WORK TO COMPLETE ▸
State the number of lines below in which the word "материала" appears. Nothing else belongs in the answer.

RECORD SET ▸
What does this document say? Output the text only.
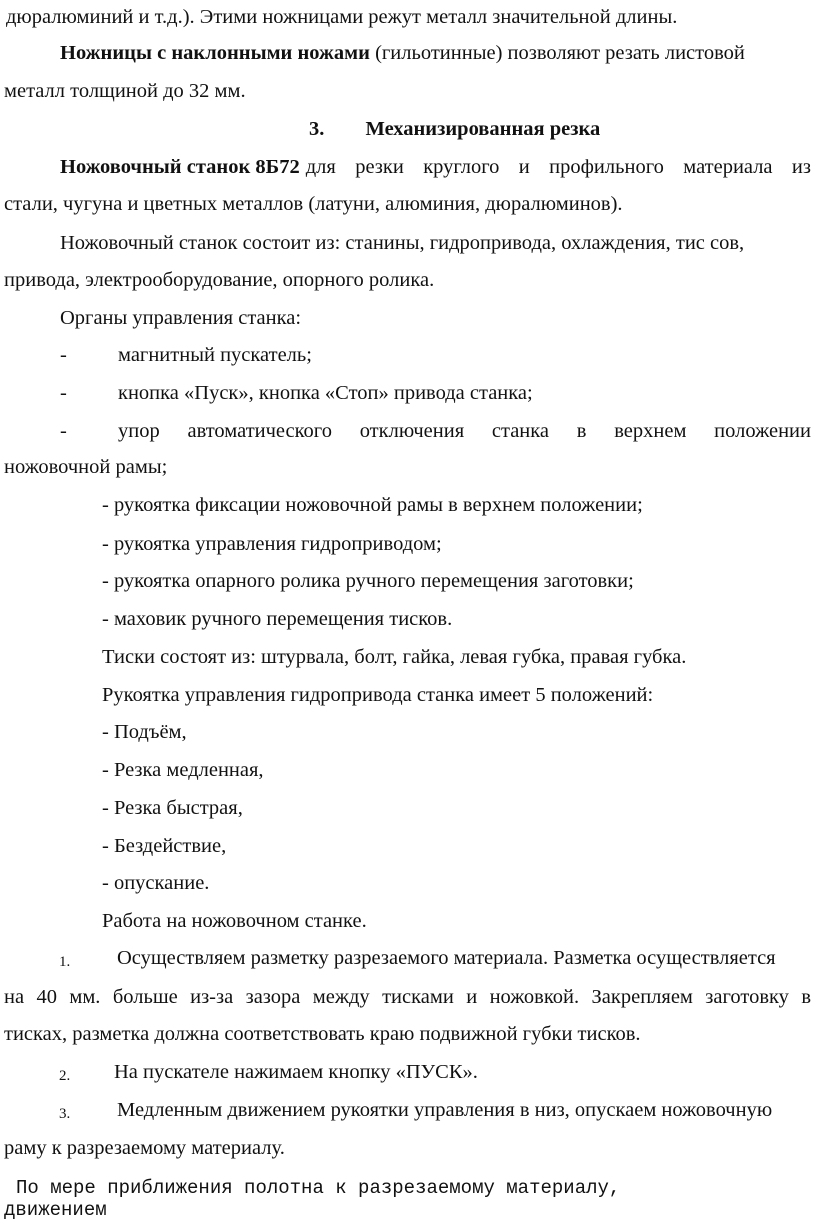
дюралюминий и т.д.). Этими ножницами режут металл значительной длины.
Ножницы с наклонными ножами (гильотинные) позволяют резать листовой
металл толщиной до 32 мм.
3. Механизированная резка
Ножовочный станок 8Б72 для резки круглого и профильного материала из
стали, чугуна и цветных металлов (латуни, алюминия, дюралюминов).
Ножовочный станок состоит из: станины, гидропривода, охлаждения, тис сов,
привода, электрооборудование, опорного ролика.
Органы управления станка:
- магнитный пускатель;
- кнопка «Пуск», кнопка «Стоп» привода станка;
- упор автоматического отключения станка в верхнем положении
ножовочной рамы;
- рукоятка фиксации ножовочной рамы в верхнем положении;
- рукоятка управления гидроприводом;
- рукоятка опарного ролика ручного перемещения заготовки;
- маховик ручного перемещения тисков.
Тиски состоят из: штурвала, болт, гайка, левая губка, правая губка.
Рукоятка управления гидропривода станка имеет 5 положений:
- Подъём,
- Резка медленная,
- Резка быстрая,
- Бездействие,
- опускание.
Работа на ножовочном станке.
1. Осуществляем разметку разрезаемого материала. Разметка осуществляется
на 40 мм. больше из-за зазора между тисками и ножовкой. Закрепляем заготовку в
тисках, разметка должна соответствовать краю подвижной губки тисков.
2. На пускателе нажимаем кнопку «ПУСК».
3. Медленным движением рукоятки управления в низ, опускаем ножовочную
раму к разрезаемому материалу.
По мере приближения полотна к разрезаемому материалу,
движением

REPLY ▸
2